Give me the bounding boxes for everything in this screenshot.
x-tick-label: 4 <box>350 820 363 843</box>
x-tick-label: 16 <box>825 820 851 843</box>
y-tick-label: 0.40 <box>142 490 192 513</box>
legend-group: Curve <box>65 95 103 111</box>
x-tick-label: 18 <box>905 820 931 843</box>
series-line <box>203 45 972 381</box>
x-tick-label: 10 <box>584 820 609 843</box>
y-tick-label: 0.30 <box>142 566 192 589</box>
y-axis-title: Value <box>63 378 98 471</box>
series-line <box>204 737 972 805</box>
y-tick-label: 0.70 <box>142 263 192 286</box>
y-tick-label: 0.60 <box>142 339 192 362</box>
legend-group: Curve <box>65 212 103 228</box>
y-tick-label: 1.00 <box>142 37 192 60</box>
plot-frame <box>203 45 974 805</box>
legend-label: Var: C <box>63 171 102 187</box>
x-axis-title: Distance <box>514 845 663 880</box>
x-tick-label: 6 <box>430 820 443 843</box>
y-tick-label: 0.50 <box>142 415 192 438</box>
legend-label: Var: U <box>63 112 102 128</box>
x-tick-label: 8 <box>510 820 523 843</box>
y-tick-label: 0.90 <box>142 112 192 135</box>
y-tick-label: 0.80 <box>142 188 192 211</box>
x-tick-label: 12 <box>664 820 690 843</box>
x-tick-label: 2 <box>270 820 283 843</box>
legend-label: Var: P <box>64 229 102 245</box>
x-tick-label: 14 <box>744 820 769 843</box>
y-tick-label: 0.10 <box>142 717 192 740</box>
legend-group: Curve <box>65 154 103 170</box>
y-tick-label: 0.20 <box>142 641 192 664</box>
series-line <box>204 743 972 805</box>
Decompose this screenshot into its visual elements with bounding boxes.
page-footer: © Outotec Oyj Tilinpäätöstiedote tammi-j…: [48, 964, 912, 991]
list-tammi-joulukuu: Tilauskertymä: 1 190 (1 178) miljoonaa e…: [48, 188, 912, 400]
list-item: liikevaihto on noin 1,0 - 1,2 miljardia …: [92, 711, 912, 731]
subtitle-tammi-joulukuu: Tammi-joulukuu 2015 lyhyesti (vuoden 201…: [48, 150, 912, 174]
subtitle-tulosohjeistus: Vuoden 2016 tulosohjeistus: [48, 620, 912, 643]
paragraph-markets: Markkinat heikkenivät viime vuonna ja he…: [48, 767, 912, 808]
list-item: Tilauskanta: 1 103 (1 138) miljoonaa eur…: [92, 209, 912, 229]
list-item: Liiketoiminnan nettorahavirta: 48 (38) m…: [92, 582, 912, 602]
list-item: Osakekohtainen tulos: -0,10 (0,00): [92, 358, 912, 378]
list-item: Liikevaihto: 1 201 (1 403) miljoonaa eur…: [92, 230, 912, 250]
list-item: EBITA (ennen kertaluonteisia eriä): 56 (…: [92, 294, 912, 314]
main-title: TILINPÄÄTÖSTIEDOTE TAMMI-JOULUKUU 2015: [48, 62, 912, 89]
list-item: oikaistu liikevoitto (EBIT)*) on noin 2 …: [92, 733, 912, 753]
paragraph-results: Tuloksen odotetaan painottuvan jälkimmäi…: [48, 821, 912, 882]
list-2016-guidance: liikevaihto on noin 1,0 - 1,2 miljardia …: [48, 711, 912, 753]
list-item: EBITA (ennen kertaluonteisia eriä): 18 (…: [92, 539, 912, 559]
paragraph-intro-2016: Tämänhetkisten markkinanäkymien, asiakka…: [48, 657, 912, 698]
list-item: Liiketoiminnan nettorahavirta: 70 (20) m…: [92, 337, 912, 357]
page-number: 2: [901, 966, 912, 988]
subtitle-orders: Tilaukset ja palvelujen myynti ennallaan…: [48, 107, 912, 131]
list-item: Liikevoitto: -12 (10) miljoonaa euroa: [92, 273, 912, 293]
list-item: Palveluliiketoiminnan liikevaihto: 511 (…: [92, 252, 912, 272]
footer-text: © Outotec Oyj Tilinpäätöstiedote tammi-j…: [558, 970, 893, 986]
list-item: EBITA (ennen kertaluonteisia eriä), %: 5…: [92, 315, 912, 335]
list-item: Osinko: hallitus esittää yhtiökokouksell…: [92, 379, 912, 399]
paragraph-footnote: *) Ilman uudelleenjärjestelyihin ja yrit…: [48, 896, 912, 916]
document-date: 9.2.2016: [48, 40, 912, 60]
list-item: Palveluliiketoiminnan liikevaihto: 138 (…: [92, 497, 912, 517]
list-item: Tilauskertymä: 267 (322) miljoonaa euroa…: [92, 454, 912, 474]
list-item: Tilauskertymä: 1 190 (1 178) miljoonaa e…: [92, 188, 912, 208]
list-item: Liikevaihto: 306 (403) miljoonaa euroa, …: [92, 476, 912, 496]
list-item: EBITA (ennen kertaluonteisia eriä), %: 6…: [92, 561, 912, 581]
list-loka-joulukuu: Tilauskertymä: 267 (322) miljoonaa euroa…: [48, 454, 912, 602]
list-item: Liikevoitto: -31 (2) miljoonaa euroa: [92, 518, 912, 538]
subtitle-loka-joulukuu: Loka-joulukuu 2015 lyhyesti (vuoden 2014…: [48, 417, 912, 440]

#####

Reproduce every line of the listing above, unchanged and in the same order.

Result of the exercise —
Give me the bounding boxes for everything in this screenshot.
x-tick-label: 4 <box>350 820 363 843</box>
x-tick-label: 16 <box>825 820 851 843</box>
y-tick-label: 0.40 <box>142 490 192 513</box>
legend-group: Curve <box>65 95 103 111</box>
x-tick-label: 18 <box>905 820 931 843</box>
series-line <box>203 45 972 381</box>
x-tick-label: 10 <box>584 820 609 843</box>
y-tick-label: 0.30 <box>142 566 192 589</box>
y-axis-title: Value <box>63 378 98 471</box>
series-line <box>204 737 972 805</box>
y-tick-label: 0.70 <box>142 263 192 286</box>
y-tick-label: 0.60 <box>142 339 192 362</box>
legend-group: Curve <box>65 212 103 228</box>
y-tick-label: 1.00 <box>142 37 192 60</box>
plot-frame <box>203 45 974 805</box>
legend-label: Var: C <box>63 171 102 187</box>
x-axis-title: Distance <box>514 845 663 880</box>
x-tick-label: 6 <box>430 820 443 843</box>
y-tick-label: 0.50 <box>142 415 192 438</box>
legend-label: Var: U <box>63 112 102 128</box>
x-tick-label: 8 <box>510 820 523 843</box>
y-tick-label: 0.90 <box>142 112 192 135</box>
y-tick-label: 0.80 <box>142 188 192 211</box>
x-tick-label: 12 <box>664 820 690 843</box>
x-tick-label: 2 <box>270 820 283 843</box>
legend-label: Var: P <box>64 229 102 245</box>
x-tick-label: 14 <box>744 820 769 843</box>
y-tick-label: 0.10 <box>142 717 192 740</box>
legend-group: Curve <box>65 154 103 170</box>
y-tick-label: 0.20 <box>142 641 192 664</box>
series-line <box>204 743 972 805</box>
Decompose this screenshot into its visual elements with bounding boxes.
page-footer: © Outotec Oyj Tilinpäätöstiedote tammi-j…: [48, 964, 912, 991]
list-tammi-joulukuu: Tilauskertymä: 1 190 (1 178) miljoonaa e…: [48, 188, 912, 400]
list-item: liikevaihto on noin 1,0 - 1,2 miljardia …: [92, 711, 912, 731]
subtitle-tammi-joulukuu: Tammi-joulukuu 2015 lyhyesti (vuoden 201…: [48, 150, 912, 174]
subtitle-tulosohjeistus: Vuoden 2016 tulosohjeistus: [48, 620, 912, 643]
paragraph-markets: Markkinat heikkenivät viime vuonna ja he…: [48, 767, 912, 808]
list-item: Tilauskanta: 1 103 (1 138) miljoonaa eur…: [92, 209, 912, 229]
list-item: Liiketoiminnan nettorahavirta: 48 (38) m…: [92, 582, 912, 602]
list-item: Osakekohtainen tulos: -0,10 (0,00): [92, 358, 912, 378]
list-item: Liikevaihto: 1 201 (1 403) miljoonaa eur…: [92, 230, 912, 250]
list-item: EBITA (ennen kertaluonteisia eriä): 56 (…: [92, 294, 912, 314]
main-title: TILINPÄÄTÖSTIEDOTE TAMMI-JOULUKUU 2015: [48, 62, 912, 89]
list-item: oikaistu liikevoitto (EBIT)*) on noin 2 …: [92, 733, 912, 753]
paragraph-results: Tuloksen odotetaan painottuvan jälkimmäi…: [48, 821, 912, 882]
list-2016-guidance: liikevaihto on noin 1,0 - 1,2 miljardia …: [48, 711, 912, 753]
list-item: EBITA (ennen kertaluonteisia eriä): 18 (…: [92, 539, 912, 559]
paragraph-intro-2016: Tämänhetkisten markkinanäkymien, asiakka…: [48, 657, 912, 698]
list-item: Liiketoiminnan nettorahavirta: 70 (20) m…: [92, 337, 912, 357]
page-number: 2: [901, 966, 912, 988]
subtitle-orders: Tilaukset ja palvelujen myynti ennallaan…: [48, 107, 912, 131]
list-item: Liikevoitto: -12 (10) miljoonaa euroa: [92, 273, 912, 293]
list-item: Palveluliiketoiminnan liikevaihto: 511 (…: [92, 252, 912, 272]
footer-text: © Outotec Oyj Tilinpäätöstiedote tammi-j…: [558, 970, 893, 986]
list-item: EBITA (ennen kertaluonteisia eriä), %: 5…: [92, 315, 912, 335]
list-item: Osinko: hallitus esittää yhtiökokouksell…: [92, 379, 912, 399]
paragraph-footnote: *) Ilman uudelleenjärjestelyihin ja yrit…: [48, 896, 912, 916]
document-date: 9.2.2016: [48, 40, 912, 60]
list-item: Palveluliiketoiminnan liikevaihto: 138 (…: [92, 497, 912, 517]
list-item: Tilauskertymä: 267 (322) miljoonaa euroa…: [92, 454, 912, 474]
list-item: Tilauskertymä: 1 190 (1 178) miljoonaa e…: [92, 188, 912, 208]
list-item: Liikevaihto: 306 (403) miljoonaa euroa, …: [92, 476, 912, 496]
list-item: EBITA (ennen kertaluonteisia eriä), %: 6…: [92, 561, 912, 581]
list-loka-joulukuu: Tilauskertymä: 267 (322) miljoonaa euroa…: [48, 454, 912, 602]
list-item: Liikevoitto: -31 (2) miljoonaa euroa: [92, 518, 912, 538]
subtitle-loka-joulukuu: Loka-joulukuu 2015 lyhyesti (vuoden 2014…: [48, 417, 912, 440]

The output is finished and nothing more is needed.